- _DIRECTION 1_:
In the home replacement cost page below, list every construction class named in the rebuild cost per square foot table.

- _PASSAGE_:
Home Replacement Cost Calculator
Estimate your home's replacement (rebuild) cost for insurance based on the living area, construction quality, stories, exterior, and foundation.
Free Home Replacement Cost Calculator
Use this calculator to calculate the cost of home rebuild near you for free. Enter your ZIP code for a localized estimate.
Home Living Area
Enter the home's total living area in square feet (the finished, heated space). A typical single-family home is 1,800-2,800 sq ft.
Construction Quality:
Exterior Cladding:
Foundation:
Additional Rebuild Costs:
Estimates are instant and require no contact information.
Based on inputs, your Home Replacement Cost project cost is approximately:
Note that the cost above is purely an estimate.
The actual cost may be higher or lower depending on the contractor's quote.
How Much Does Home Replacement Cost?
Home replacement cost is the per-square-foot cost to rebuild your home — the number that should set your homeowners insurance dwelling coverage. Most homes rebuild for $150 to $400 per square footdepending on construction quality, plus rebuild-specific costs like debris removal and code upgrades after a total loss.
The one thing to burn into memory: replacement cost excludes the land, so it's not your market value or purchase price — it's purely what it costs to reconstruct the structure. It's driven by living area, construction quality, stories, exterior, and foundation. Use the calculator above to estimate your rebuild number, then read on for how it works — and how to make sure your insurance coverage matches it.
Home Replacement Cost by Construction Class
Rebuild Cost per Sq Ft by Quality
| Construction Class | Cost / Sq Ft | Notes |
|---|---|---|
| Standard / Builder-Grade | $150 – $200 | Typical tract / production home. |
| Semi-Custom | $200 – $260 | Above-average finishes and details. |
| Custom | $280 – $350 | Custom design and quality materials. |
| Luxury / High-End | $400 – $600+ | Premium materials and craftsmanship. |
Source: Baseline labor derived from U.S. Bureau of Labor Statistics, Carpenters (SOC 47-2031); ranges reflect our aggregated contractor quote data. Land is never included. Stories add 5–12%; exterior cladding adds 5–20%.
Structure, Foundation & Rebuild-Specific Costs
| Item | Cost | Notes |
|---|---|---|
| 2-Story / 3-Story | +5% / +12% | Multi-story rebuild complexity. |
| Brick / Full Masonry Exterior | +10% / +20% | Over standard siding (stucco +5%). |
| Crawlspace Foundation | +$5 / sq ft | Stem walls and framed floor. |
| Full Basement Foundation | +$30 / sq ft | Excavation, walls, waterproofing. |
| Demolition & Debris Removal | +$5 / sq ft | Clear the destroyed structure first. |
| Code-Upgrade Rebuild | +$8 / sq ft | Bring rebuild to current code (ordinance/law). |
| Architect / Engineering Plans | +$6 / sq ft | New drawings and engineering. |
| Premium Interior Finishes | +$20 / sq ft | High-end finishes to match the original. |
| Rebuild Detached Garage | ~$14,000 | Separate garage structure. |
| Landscaping / Hardscape | ~$8,000 | Restore yard, driveway, walkways. |
Source: U.S. Bureau of Labor Statistics, Carpenters (SOC 47-2031) for baseline labor, combined with our aggregated quote ranges from licensed builders. Stories, exterior, and foundation adjust the rate; rebuild-specific items are optional add-ons for a total-loss scenario.

- _DATASET CONTENT_:
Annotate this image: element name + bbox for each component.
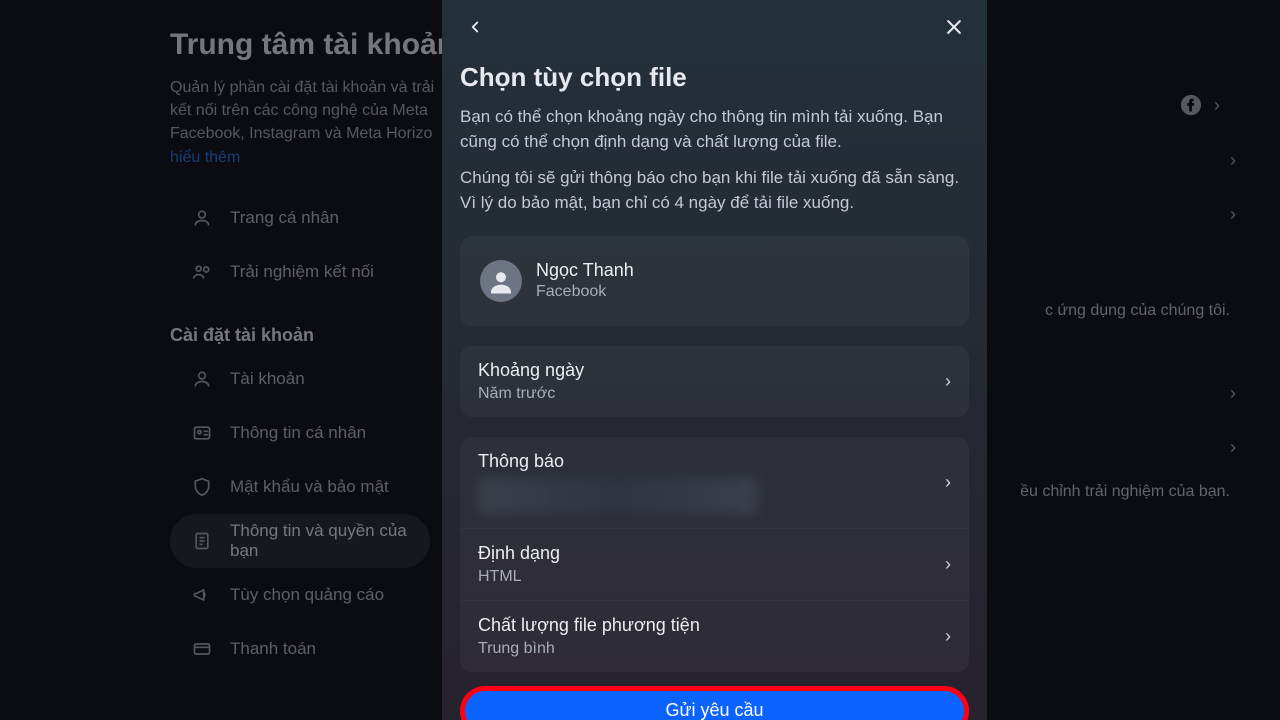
profile-card: Ngọc Thanh Facebook: [460, 236, 969, 326]
options-group: Thông báo › Định dạng HTML › Chất lượng …: [460, 437, 969, 672]
sidebar-item-your-info[interactable]: Thông tin và quyền của bạn: [170, 514, 430, 568]
chevron-right-icon: ›: [945, 626, 951, 647]
chevron-right-icon: ›: [1230, 383, 1236, 404]
option-value: Trung bình: [478, 640, 700, 658]
option-label: Khoảng ngày: [478, 360, 584, 381]
close-button[interactable]: [939, 12, 969, 42]
modal-description-2: Chúng tôi sẽ gửi thông báo cho bạn khi f…: [460, 166, 965, 215]
chevron-left-icon: [466, 18, 484, 36]
credit-card-icon: [192, 639, 212, 659]
submit-request-button[interactable]: Gửi yêu cầu: [460, 688, 969, 720]
people-icon: [192, 262, 212, 282]
sidebar-item-password-security[interactable]: Mật khẩu và bảo mật: [170, 460, 430, 514]
person-icon: [486, 266, 516, 296]
redacted-content: [478, 478, 758, 514]
date-range-option: Khoảng ngày Năm trước ›: [460, 346, 969, 417]
chevron-right-icon: ›: [945, 554, 951, 575]
format-row[interactable]: Định dạng HTML ›: [460, 528, 969, 600]
truncated-text: ều chỉnh trải nghiệm của bạn.: [1020, 483, 1230, 501]
profile-name: Ngọc Thanh: [536, 260, 634, 281]
option-label: Thông báo: [478, 451, 758, 472]
sidebar-item-payments[interactable]: Thanh toán: [170, 622, 430, 676]
close-icon: [944, 17, 964, 37]
document-icon: [192, 531, 212, 551]
option-value: Năm trước: [478, 385, 584, 403]
sidebar-item-ad-preferences[interactable]: Tùy chọn quảng cáo: [170, 568, 430, 622]
chevron-right-icon: ›: [945, 472, 951, 493]
id-card-icon: [192, 423, 212, 443]
avatar: [480, 260, 522, 302]
facebook-logo-icon: ›: [1180, 94, 1220, 116]
shield-icon: [192, 477, 212, 497]
sidebar-item-accounts[interactable]: Tài khoản: [170, 352, 430, 406]
file-options-modal: Chọn tùy chọn file Bạn có thể chọn khoản…: [442, 0, 987, 720]
modal-title: Chọn tùy chọn file: [460, 62, 969, 93]
chevron-right-icon: ›: [1214, 95, 1220, 116]
sidebar-item-connected[interactable]: Trải nghiệm kết nối: [170, 245, 430, 299]
option-label: Chất lượng file phương tiện: [478, 615, 700, 636]
notify-row[interactable]: Thông báo ›: [460, 437, 969, 528]
chevron-right-icon: ›: [945, 371, 951, 392]
sidebar-item-personal-info[interactable]: Thông tin cá nhân: [170, 406, 430, 460]
chevron-right-icon: ›: [1230, 204, 1236, 225]
sidebar-item-profile[interactable]: Trang cá nhân: [170, 191, 430, 245]
accounts-icon: [192, 369, 212, 389]
back-button[interactable]: [460, 12, 490, 42]
person-icon: [192, 208, 212, 228]
chevron-right-icon: ›: [1230, 437, 1236, 458]
chevron-right-icon: ›: [1230, 150, 1236, 171]
option-label: Định dạng: [478, 543, 560, 564]
modal-description-1: Bạn có thể chọn khoảng ngày cho thông ti…: [460, 105, 965, 154]
learn-more-link[interactable]: hiểu thêm: [170, 149, 240, 166]
truncated-text: c ứng dụng của chúng tôi.: [1045, 302, 1230, 320]
media-quality-row[interactable]: Chất lượng file phương tiện Trung bình ›: [460, 600, 969, 672]
date-range-row[interactable]: Khoảng ngày Năm trước ›: [460, 346, 969, 417]
megaphone-icon: [192, 585, 212, 605]
option-value: HTML: [478, 568, 560, 586]
profile-platform: Facebook: [536, 283, 634, 301]
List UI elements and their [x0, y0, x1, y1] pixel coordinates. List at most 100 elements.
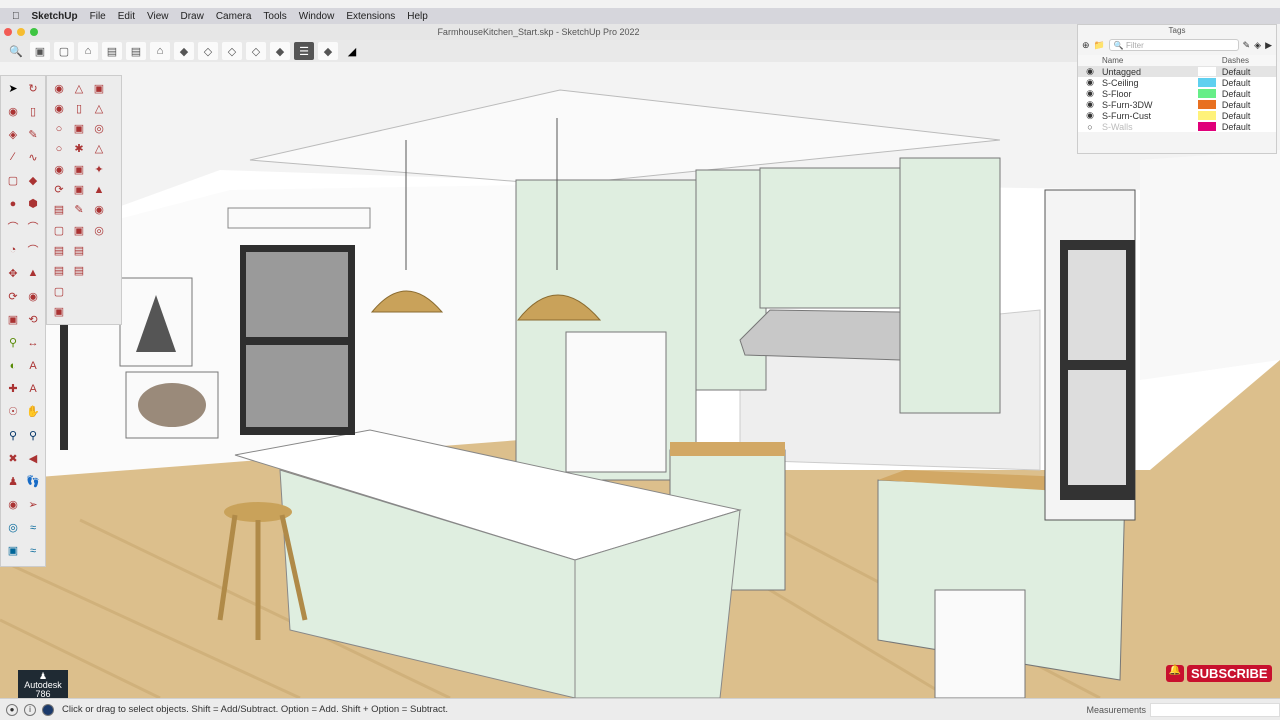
- offset-tool-icon[interactable]: ⟲: [24, 310, 42, 328]
- tag-dashes[interactable]: Default: [1222, 88, 1276, 99]
- tag-row[interactable]: ◉ S-Furn-Cust Default: [1078, 110, 1276, 121]
- ext-tool-3-icon[interactable]: ▣: [90, 79, 108, 97]
- section-toggle-icon[interactable]: ≈: [24, 542, 42, 560]
- rectangle-tool-icon[interactable]: ▢: [4, 172, 22, 190]
- wireframe-style-button[interactable]: ◇: [198, 42, 218, 60]
- ext-tool-28-icon[interactable]: ▤: [70, 262, 88, 280]
- protractor-icon[interactable]: ◐: [4, 357, 22, 375]
- textured-style-button[interactable]: ◆: [270, 42, 290, 60]
- tag-color-swatch[interactable]: [1197, 89, 1216, 98]
- freehand-tool-icon[interactable]: ∿: [24, 148, 42, 166]
- display-section-icon[interactable]: ◎: [4, 519, 22, 537]
- iso-view-button[interactable]: ▣: [30, 42, 50, 60]
- tag-color-swatch[interactable]: [1197, 100, 1216, 109]
- 3d-text-icon[interactable]: A: [24, 380, 42, 398]
- pencil-icon[interactable]: ✎: [24, 125, 42, 143]
- menu-camera[interactable]: Camera: [216, 11, 252, 22]
- ext-tool-19-icon[interactable]: ▤: [50, 201, 68, 219]
- ext-tool-18-icon[interactable]: ▲: [90, 181, 108, 199]
- walk-tool-icon[interactable]: 👣: [24, 472, 42, 490]
- section-plane-icon[interactable]: ➢: [24, 496, 42, 514]
- tag-tool-icon[interactable]: ◈: [4, 125, 22, 143]
- eraser-tool-icon[interactable]: ▯: [24, 102, 42, 120]
- menu-edit[interactable]: Edit: [118, 11, 135, 22]
- arc2-tool-icon[interactable]: ⌒: [24, 218, 42, 236]
- zoom-button[interactable]: [30, 28, 38, 36]
- details-icon[interactable]: ▶: [1265, 40, 1272, 51]
- tag-color-swatch[interactable]: [1197, 111, 1216, 120]
- menu-extensions[interactable]: Extensions: [346, 11, 395, 22]
- push-pull-icon[interactable]: ▲: [24, 264, 42, 282]
- subscribe-button[interactable]: 🔔 SUBSCRIBE: [1166, 665, 1272, 682]
- orbit-tool-icon[interactable]: ☉: [4, 403, 22, 421]
- ext-tool-15-icon[interactable]: ✦: [90, 160, 108, 178]
- ext-tool-21-icon[interactable]: ◉: [90, 201, 108, 219]
- rotate-tool-icon[interactable]: ⟳: [4, 287, 22, 305]
- scale-tool-icon[interactable]: ▣: [4, 310, 22, 328]
- arc-tool-icon[interactable]: ⌒: [4, 218, 22, 236]
- menu-view[interactable]: View: [147, 11, 169, 22]
- front-view-button[interactable]: ▤: [102, 42, 122, 60]
- section-cuts-icon[interactable]: ≈: [24, 519, 42, 537]
- xray-style-button[interactable]: ◆: [174, 42, 194, 60]
- line-tool-icon[interactable]: ∕: [4, 148, 22, 166]
- tag-row[interactable]: ◉ S-Ceiling Default: [1078, 77, 1276, 88]
- tag-dashes[interactable]: Default: [1222, 99, 1276, 110]
- tag-row[interactable]: ◉ S-Furn-3DW Default: [1078, 99, 1276, 110]
- tag-dashes[interactable]: Default: [1222, 121, 1276, 132]
- tag-filter-input[interactable]: 🔍 Filter: [1108, 39, 1239, 51]
- menu-file[interactable]: File: [90, 11, 106, 22]
- left-view-button[interactable]: ⌂: [150, 42, 170, 60]
- follow-me-icon[interactable]: ◉: [24, 287, 42, 305]
- ext-tool-24-icon[interactable]: ◎: [90, 221, 108, 239]
- menu-tools[interactable]: Tools: [263, 11, 286, 22]
- ext-tool-10-icon[interactable]: ○: [50, 140, 68, 158]
- eye-icon[interactable]: ◉: [1078, 77, 1102, 88]
- menu-draw[interactable]: Draw: [180, 11, 203, 22]
- section-fill-icon[interactable]: ▣: [4, 542, 22, 560]
- tag-color-swatch[interactable]: [1197, 122, 1216, 131]
- eye-icon[interactable]: ◉: [1078, 66, 1102, 77]
- color-by-tag-icon[interactable]: ◈: [1254, 40, 1261, 51]
- back-edges-button[interactable]: ◆: [318, 42, 338, 60]
- dimension-tool-icon[interactable]: ↔: [24, 334, 42, 352]
- polygon-tool-icon[interactable]: ⬢: [24, 195, 42, 213]
- position-camera-icon[interactable]: ♟: [4, 472, 22, 490]
- ext-tool-4-icon[interactable]: ◉: [50, 99, 68, 117]
- ext-tool-23-icon[interactable]: ▣: [70, 221, 88, 239]
- info-icon[interactable]: i: [24, 703, 36, 716]
- home-icon[interactable]: ⌂: [78, 42, 98, 60]
- zoom-extents-icon[interactable]: ✖: [4, 449, 22, 467]
- ext-tool-7-icon[interactable]: ○: [50, 120, 68, 138]
- col-name[interactable]: Name: [1102, 55, 1198, 66]
- ext-tool-22-icon[interactable]: ▢: [50, 221, 68, 239]
- tape-measure-icon[interactable]: ⚲: [4, 334, 22, 352]
- tag-dashes[interactable]: Default: [1222, 66, 1276, 77]
- ext-tool-30-icon[interactable]: ▣: [50, 303, 68, 321]
- arc3-tool-icon[interactable]: ⌒: [24, 241, 42, 259]
- text-tool-icon[interactable]: A: [24, 357, 42, 375]
- move-tool-icon[interactable]: ✥: [4, 264, 22, 282]
- menu-window[interactable]: Window: [299, 11, 335, 22]
- circle-tool-icon[interactable]: ●: [4, 195, 22, 213]
- ext-tool-12-icon[interactable]: △: [90, 140, 108, 158]
- eye-hidden-icon[interactable]: ○: [1078, 121, 1102, 132]
- ext-tool-11-icon[interactable]: ✱: [70, 140, 88, 158]
- ext-tool-25-icon[interactable]: ▤: [50, 242, 68, 260]
- measurements-input[interactable]: [1150, 703, 1280, 717]
- add-folder-icon[interactable]: 📁: [1094, 40, 1105, 51]
- ext-tool-8-icon[interactable]: ▣: [70, 120, 88, 138]
- rotated-rect-icon[interactable]: ◆: [24, 172, 42, 190]
- menu-help[interactable]: Help: [407, 11, 428, 22]
- ext-tool-26-icon[interactable]: ▤: [70, 242, 88, 260]
- eye-icon[interactable]: ◉: [1078, 99, 1102, 110]
- col-dashes[interactable]: Dashes: [1221, 55, 1276, 66]
- previous-view-icon[interactable]: ◀: [24, 449, 42, 467]
- lasso-tool-icon[interactable]: ↻: [24, 79, 42, 97]
- shaded-style-button[interactable]: ◇: [246, 42, 266, 60]
- eraser-icon[interactable]: ◢: [342, 42, 362, 60]
- right-view-button[interactable]: ▤: [126, 42, 146, 60]
- axes-tool-icon[interactable]: ✚: [4, 380, 22, 398]
- ext-tool-14-icon[interactable]: ▣: [70, 160, 88, 178]
- tag-color-swatch[interactable]: [1197, 67, 1216, 76]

- _DIRECTION 2_:
From the listing above, reproduce the lines verbatim, starting at the line containing "- offset-tool-icon[interactable]: ⟲: [24, 310, 42, 328]" and ending at the line containing "- xray-style-button[interactable]: ◆: [174, 42, 194, 60]".

- _COMPLETE ANSWER 1_:
- Standard / Builder-Grade
- Semi-Custom
- Custom
- Luxury / High-End

- _COMPLETE ANSWER 2_:
- offset-tool-icon[interactable]: ⟲: [24, 310, 42, 328]
- tag-dashes[interactable]: Default: [1222, 88, 1276, 99]
- tag-row[interactable]: ◉ S-Furn-Cust Default: [1078, 110, 1276, 121]
- ext-tool-3-icon[interactable]: ▣: [90, 79, 108, 97]
- section-toggle-icon[interactable]: ≈: [24, 542, 42, 560]
- rectangle-tool-icon[interactable]: ▢: [4, 172, 22, 190]
- wireframe-style-button[interactable]: ◇: [198, 42, 218, 60]
- ext-tool-28-icon[interactable]: ▤: [70, 262, 88, 280]
- protractor-icon[interactable]: ◐: [4, 357, 22, 375]
- textured-style-button[interactable]: ◆: [270, 42, 290, 60]
- tag-color-swatch[interactable]: [1197, 89, 1216, 98]
- freehand-tool-icon[interactable]: ∿: [24, 148, 42, 166]
- display-section-icon[interactable]: ◎: [4, 519, 22, 537]
- iso-view-button[interactable]: ▣: [30, 42, 50, 60]
- tag-color-swatch[interactable]: [1197, 100, 1216, 109]
- 3d-text-icon[interactable]: A: [24, 380, 42, 398]
- pencil-icon[interactable]: ✎: [24, 125, 42, 143]
- menu-camera[interactable]: Camera: [216, 11, 252, 22]
- ext-tool-19-icon[interactable]: ▤: [50, 201, 68, 219]
- ext-tool-18-icon[interactable]: ▲: [90, 181, 108, 199]
- walk-tool-icon[interactable]: 👣: [24, 472, 42, 490]
- section-plane-icon[interactable]: ➢: [24, 496, 42, 514]
- tag-tool-icon[interactable]: ◈: [4, 125, 22, 143]
- eraser-tool-icon[interactable]: ▯: [24, 102, 42, 120]
- menu-edit[interactable]: Edit: [118, 11, 135, 22]
- arc2-tool-icon[interactable]: ⌒: [24, 218, 42, 236]
- zoom-button[interactable]: [30, 28, 38, 36]
- details-icon[interactable]: ▶: [1265, 40, 1272, 51]
- tag-color-swatch[interactable]: [1197, 111, 1216, 120]
- menu-extensions[interactable]: Extensions: [346, 11, 395, 22]
- push-pull-icon[interactable]: ▲: [24, 264, 42, 282]
- subscribe-button[interactable]: 🔔 SUBSCRIBE: [1166, 665, 1272, 682]
- orbit-tool-icon[interactable]: ☉: [4, 403, 22, 421]
- ext-tool-15-icon[interactable]: ✦: [90, 160, 108, 178]
- ext-tool-21-icon[interactable]: ◉: [90, 201, 108, 219]
- rotate-tool-icon[interactable]: ⟳: [4, 287, 22, 305]
- scale-tool-icon[interactable]: ▣: [4, 310, 22, 328]
- arc-tool-icon[interactable]: ⌒: [4, 218, 22, 236]
- menu-view[interactable]: View: [147, 11, 169, 22]
- front-view-button[interactable]: ▤: [102, 42, 122, 60]
- section-cuts-icon[interactable]: ≈: [24, 519, 42, 537]
- xray-style-button[interactable]: ◆: [174, 42, 194, 60]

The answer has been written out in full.